- _Exercise description_: Each line that contains the word "content" counts once; give the total for the records below and nothing else.

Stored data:
▽
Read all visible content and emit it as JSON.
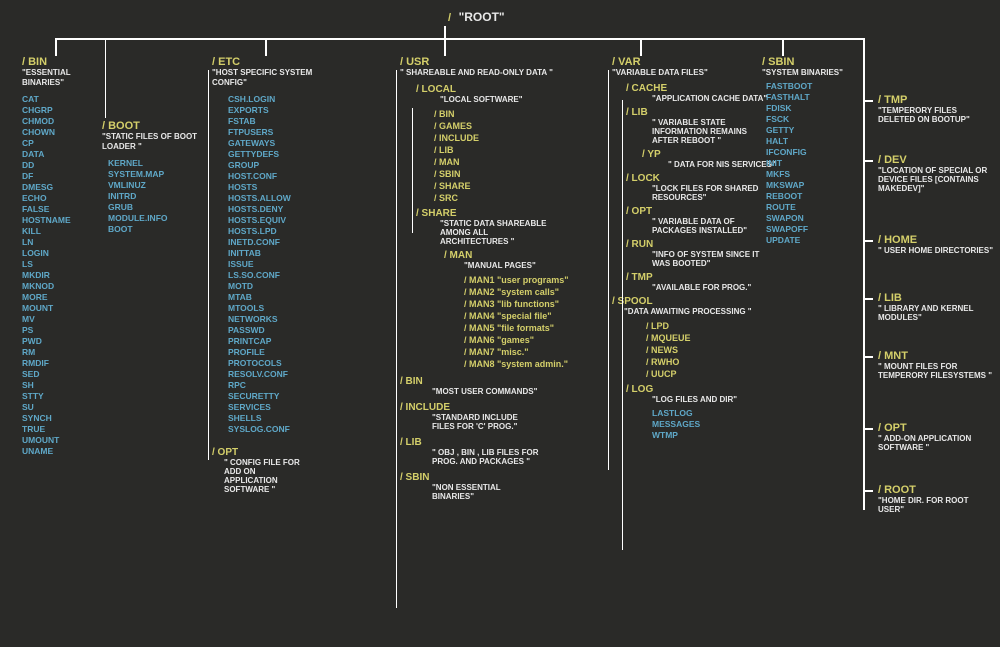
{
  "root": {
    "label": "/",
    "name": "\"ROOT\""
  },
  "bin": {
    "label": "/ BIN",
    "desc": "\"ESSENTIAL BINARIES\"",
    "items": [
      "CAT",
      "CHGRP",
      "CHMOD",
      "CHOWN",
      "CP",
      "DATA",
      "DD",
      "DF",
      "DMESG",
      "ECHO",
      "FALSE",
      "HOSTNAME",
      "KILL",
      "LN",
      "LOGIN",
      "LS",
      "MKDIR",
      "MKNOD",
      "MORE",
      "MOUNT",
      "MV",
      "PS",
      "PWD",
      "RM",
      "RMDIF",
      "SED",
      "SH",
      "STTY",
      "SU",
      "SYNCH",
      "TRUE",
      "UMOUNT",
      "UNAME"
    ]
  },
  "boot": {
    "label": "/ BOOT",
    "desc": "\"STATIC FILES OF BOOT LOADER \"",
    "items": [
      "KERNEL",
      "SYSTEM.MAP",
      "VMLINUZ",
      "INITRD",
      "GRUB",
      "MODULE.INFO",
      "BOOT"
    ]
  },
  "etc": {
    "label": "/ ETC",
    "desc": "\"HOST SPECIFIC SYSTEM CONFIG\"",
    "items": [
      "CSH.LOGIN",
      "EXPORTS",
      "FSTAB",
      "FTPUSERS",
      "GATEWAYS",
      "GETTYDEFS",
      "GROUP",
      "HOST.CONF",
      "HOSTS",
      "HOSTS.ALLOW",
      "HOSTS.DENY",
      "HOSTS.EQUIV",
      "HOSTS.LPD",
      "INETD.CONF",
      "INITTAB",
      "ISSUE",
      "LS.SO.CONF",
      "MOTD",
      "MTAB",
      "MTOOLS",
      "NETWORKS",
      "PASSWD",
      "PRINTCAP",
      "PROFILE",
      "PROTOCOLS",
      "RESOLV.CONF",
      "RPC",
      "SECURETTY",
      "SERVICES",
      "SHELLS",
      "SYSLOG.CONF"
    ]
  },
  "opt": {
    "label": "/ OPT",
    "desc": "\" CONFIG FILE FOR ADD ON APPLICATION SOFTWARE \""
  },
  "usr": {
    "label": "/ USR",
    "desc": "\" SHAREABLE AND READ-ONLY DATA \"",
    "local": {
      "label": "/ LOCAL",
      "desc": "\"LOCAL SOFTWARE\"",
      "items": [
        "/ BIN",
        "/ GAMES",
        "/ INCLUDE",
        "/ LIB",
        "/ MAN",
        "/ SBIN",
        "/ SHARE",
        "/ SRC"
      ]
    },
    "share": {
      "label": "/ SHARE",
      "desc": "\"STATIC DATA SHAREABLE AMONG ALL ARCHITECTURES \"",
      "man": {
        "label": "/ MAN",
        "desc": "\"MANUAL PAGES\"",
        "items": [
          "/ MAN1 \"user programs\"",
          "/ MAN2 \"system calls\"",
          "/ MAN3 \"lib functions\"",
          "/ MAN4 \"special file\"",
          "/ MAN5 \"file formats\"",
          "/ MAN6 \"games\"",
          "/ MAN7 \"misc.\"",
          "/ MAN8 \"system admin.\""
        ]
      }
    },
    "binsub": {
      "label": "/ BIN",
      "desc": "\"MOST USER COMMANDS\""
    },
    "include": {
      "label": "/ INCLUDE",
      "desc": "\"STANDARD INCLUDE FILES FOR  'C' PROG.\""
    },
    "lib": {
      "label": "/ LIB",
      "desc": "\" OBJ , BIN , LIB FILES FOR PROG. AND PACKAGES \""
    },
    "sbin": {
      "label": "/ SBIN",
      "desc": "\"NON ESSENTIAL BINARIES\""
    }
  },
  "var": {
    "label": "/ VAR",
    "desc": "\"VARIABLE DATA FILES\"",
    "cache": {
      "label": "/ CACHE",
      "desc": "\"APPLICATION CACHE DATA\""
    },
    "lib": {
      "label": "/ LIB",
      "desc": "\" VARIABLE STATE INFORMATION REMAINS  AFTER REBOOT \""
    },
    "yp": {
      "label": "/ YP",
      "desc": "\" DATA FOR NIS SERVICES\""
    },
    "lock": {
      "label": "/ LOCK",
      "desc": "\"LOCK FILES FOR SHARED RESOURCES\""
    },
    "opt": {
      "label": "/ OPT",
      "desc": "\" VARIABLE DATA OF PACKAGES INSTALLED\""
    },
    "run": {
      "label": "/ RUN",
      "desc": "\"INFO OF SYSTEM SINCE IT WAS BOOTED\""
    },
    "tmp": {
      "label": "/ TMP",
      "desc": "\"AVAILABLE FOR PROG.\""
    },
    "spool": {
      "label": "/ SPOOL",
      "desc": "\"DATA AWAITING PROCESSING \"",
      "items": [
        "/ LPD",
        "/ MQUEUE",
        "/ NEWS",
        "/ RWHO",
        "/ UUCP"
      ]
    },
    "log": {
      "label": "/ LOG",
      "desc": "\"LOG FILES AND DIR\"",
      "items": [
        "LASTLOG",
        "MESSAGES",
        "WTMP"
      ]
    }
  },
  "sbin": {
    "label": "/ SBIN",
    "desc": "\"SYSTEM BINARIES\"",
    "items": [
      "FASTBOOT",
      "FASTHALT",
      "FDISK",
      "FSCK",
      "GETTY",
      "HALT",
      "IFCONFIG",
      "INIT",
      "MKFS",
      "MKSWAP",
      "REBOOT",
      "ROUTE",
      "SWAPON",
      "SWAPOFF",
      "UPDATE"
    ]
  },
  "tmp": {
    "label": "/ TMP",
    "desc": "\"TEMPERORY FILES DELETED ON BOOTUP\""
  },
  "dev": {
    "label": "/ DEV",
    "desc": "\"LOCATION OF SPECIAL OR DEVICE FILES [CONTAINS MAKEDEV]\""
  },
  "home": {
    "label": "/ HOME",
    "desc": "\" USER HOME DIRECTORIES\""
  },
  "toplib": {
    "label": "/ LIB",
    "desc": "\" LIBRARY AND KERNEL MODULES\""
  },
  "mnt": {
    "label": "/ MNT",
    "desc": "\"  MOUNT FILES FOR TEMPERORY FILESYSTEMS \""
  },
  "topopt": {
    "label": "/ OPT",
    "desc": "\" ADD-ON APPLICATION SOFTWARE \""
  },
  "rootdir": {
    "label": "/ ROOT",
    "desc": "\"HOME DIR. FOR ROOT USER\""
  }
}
△
▽
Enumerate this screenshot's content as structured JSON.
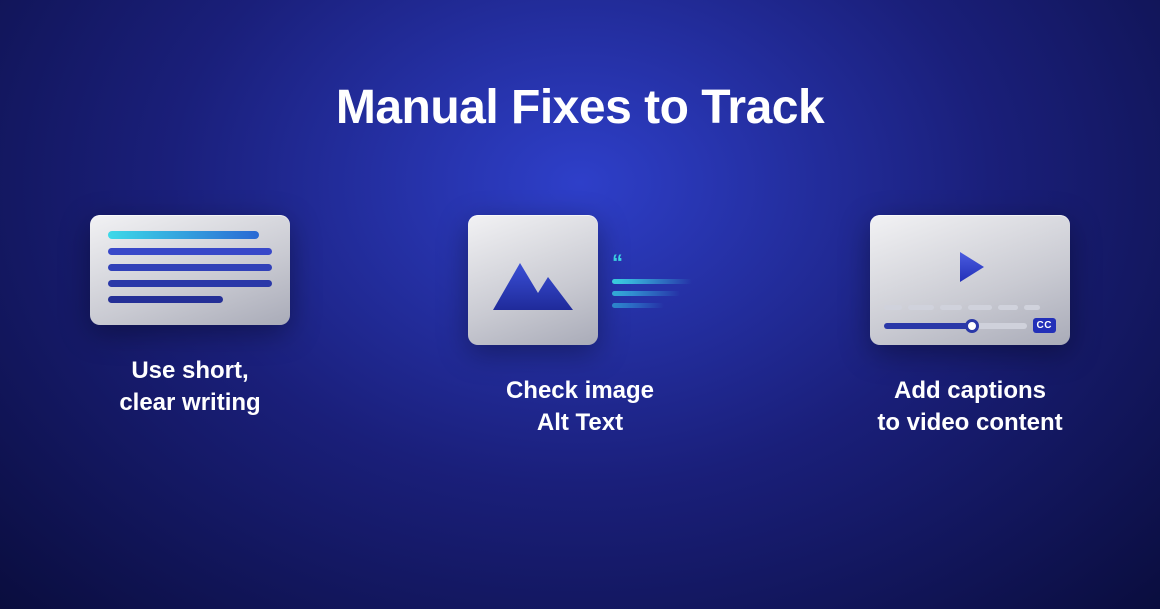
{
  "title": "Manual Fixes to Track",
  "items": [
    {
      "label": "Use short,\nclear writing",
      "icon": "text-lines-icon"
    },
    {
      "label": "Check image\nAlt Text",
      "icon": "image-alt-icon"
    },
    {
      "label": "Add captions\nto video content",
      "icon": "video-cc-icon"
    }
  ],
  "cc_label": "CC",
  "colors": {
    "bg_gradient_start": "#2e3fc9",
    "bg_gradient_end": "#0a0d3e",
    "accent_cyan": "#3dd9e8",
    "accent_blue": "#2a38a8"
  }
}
△
- _Written response_: 3